In the listing below, locate the lines that hold "Gross" and copy them.
"""
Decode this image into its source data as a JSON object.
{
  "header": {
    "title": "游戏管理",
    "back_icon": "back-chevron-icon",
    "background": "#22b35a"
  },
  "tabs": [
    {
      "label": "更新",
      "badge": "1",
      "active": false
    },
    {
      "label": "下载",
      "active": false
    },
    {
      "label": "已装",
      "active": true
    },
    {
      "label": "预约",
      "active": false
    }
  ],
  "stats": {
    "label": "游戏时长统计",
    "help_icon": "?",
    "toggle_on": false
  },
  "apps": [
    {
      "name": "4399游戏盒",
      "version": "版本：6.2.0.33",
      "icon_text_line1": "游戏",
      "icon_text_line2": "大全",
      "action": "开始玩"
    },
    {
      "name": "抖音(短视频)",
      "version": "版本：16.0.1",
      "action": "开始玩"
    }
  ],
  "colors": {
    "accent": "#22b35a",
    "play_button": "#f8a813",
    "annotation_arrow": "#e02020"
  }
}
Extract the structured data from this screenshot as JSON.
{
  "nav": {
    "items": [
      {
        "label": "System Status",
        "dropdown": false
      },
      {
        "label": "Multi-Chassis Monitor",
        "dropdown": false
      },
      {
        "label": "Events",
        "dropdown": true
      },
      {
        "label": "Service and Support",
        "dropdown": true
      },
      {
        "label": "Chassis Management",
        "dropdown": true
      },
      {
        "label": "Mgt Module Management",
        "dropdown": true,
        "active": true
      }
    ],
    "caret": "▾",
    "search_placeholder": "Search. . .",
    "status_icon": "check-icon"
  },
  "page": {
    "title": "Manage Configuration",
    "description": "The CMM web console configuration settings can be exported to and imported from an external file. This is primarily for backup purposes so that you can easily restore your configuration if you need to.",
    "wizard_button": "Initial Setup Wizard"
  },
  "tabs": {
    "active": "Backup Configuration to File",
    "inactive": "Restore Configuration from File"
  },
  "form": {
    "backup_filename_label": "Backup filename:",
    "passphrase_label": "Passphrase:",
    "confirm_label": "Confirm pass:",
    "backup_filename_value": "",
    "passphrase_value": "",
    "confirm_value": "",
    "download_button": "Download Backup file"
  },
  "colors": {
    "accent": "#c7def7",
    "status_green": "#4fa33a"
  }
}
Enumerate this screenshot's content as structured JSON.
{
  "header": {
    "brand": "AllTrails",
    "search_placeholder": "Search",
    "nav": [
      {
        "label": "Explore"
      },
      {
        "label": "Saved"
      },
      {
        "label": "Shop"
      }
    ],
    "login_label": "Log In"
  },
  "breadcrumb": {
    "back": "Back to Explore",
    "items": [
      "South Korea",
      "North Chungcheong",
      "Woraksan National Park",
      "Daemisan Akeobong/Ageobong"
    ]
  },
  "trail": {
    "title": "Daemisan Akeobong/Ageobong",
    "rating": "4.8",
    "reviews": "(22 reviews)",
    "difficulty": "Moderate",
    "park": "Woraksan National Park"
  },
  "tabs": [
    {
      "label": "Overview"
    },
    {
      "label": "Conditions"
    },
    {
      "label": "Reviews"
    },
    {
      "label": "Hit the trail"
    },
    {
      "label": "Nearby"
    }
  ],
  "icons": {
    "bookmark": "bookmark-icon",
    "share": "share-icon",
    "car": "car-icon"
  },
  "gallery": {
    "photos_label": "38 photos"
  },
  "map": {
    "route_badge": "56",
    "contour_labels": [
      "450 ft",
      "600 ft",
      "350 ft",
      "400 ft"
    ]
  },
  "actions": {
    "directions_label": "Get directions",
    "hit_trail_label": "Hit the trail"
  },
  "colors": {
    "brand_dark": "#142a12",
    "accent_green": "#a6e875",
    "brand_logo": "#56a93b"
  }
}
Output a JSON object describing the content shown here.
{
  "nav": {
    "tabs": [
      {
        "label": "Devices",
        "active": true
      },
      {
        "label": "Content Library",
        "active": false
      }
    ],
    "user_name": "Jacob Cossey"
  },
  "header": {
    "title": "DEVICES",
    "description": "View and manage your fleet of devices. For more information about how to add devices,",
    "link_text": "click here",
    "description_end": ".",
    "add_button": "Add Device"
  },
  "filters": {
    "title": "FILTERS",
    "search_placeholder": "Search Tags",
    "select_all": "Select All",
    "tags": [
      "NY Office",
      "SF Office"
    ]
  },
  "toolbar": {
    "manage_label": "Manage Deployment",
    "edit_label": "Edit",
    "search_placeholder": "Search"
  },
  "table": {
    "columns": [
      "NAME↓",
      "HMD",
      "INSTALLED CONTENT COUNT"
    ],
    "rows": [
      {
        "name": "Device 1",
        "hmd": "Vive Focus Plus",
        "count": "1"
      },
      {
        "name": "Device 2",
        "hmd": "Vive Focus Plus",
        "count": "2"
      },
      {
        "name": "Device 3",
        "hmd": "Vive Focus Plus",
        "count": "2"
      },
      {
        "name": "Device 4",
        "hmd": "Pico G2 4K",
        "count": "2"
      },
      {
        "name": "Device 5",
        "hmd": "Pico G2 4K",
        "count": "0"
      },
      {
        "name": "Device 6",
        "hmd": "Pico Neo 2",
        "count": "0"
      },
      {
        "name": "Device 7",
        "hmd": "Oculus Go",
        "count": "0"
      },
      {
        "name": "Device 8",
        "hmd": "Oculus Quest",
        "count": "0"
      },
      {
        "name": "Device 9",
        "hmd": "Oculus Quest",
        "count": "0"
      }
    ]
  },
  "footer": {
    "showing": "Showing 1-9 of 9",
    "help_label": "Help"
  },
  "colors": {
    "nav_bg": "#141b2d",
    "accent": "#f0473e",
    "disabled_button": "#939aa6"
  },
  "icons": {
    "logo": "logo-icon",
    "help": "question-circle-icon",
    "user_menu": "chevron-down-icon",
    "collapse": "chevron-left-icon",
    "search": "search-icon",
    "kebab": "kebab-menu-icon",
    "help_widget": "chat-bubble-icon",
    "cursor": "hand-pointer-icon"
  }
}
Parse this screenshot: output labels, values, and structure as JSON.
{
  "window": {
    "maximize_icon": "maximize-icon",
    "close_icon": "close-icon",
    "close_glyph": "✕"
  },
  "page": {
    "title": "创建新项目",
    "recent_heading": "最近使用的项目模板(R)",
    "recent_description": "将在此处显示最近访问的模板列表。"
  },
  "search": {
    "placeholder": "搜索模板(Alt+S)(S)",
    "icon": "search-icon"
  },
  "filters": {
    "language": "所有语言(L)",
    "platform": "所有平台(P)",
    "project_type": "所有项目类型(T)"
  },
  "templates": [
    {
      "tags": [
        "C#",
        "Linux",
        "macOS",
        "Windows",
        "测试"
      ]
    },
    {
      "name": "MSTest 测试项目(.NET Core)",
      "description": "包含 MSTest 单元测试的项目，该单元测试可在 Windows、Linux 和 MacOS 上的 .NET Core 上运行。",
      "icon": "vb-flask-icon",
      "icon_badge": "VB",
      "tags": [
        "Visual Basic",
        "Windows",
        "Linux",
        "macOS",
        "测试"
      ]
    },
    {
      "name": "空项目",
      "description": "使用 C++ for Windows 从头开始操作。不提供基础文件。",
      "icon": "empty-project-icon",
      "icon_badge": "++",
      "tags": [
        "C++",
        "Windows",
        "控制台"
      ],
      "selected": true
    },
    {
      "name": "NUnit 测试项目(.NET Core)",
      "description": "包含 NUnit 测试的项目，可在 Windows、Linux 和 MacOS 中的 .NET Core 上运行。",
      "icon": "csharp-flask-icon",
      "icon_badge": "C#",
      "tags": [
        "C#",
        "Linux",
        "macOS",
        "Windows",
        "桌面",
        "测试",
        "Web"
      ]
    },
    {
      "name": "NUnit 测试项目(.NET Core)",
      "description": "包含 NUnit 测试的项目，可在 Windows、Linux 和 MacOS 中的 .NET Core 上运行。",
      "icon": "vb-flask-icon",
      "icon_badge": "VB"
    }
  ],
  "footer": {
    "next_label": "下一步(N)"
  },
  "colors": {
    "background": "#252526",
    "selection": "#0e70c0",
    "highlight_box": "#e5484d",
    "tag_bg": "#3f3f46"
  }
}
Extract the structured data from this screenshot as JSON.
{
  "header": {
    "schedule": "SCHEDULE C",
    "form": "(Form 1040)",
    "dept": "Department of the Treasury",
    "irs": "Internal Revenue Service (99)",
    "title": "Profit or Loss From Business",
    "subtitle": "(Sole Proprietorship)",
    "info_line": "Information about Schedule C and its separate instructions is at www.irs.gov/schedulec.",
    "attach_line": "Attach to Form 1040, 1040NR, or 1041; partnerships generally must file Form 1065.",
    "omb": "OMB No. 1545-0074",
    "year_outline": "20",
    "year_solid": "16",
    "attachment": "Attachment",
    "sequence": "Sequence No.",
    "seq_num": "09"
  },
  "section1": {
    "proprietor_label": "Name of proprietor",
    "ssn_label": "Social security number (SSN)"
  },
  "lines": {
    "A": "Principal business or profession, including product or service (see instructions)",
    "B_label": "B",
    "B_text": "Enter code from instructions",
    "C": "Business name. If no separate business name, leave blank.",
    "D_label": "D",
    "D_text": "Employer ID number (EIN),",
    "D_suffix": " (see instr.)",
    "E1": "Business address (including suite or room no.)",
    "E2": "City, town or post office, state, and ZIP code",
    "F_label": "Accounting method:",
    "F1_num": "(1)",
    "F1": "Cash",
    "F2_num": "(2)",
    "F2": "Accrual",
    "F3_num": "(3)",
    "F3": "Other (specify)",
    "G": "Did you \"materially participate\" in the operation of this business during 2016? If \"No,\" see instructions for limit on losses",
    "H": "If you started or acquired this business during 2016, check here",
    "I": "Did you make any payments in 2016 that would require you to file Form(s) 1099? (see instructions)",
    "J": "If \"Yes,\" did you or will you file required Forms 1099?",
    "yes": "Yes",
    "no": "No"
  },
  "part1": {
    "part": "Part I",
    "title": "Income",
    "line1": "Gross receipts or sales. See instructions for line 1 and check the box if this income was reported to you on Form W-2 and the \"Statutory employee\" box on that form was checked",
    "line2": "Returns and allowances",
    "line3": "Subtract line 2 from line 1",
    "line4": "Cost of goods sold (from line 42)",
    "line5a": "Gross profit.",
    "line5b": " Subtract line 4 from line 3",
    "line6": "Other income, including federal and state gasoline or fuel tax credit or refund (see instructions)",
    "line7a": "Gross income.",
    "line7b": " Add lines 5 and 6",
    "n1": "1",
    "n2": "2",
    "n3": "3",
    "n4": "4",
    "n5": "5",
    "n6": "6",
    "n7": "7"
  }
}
"""
- Result of the task -
    "line1": "Gross receipts or sales. See instructions for line 1 and check the box if this income was reported to you on Form W-2 and the \"Statutory employee\" box on that form was checked",
    "line5a": "Gross profit.",
    "line7a": "Gross income.",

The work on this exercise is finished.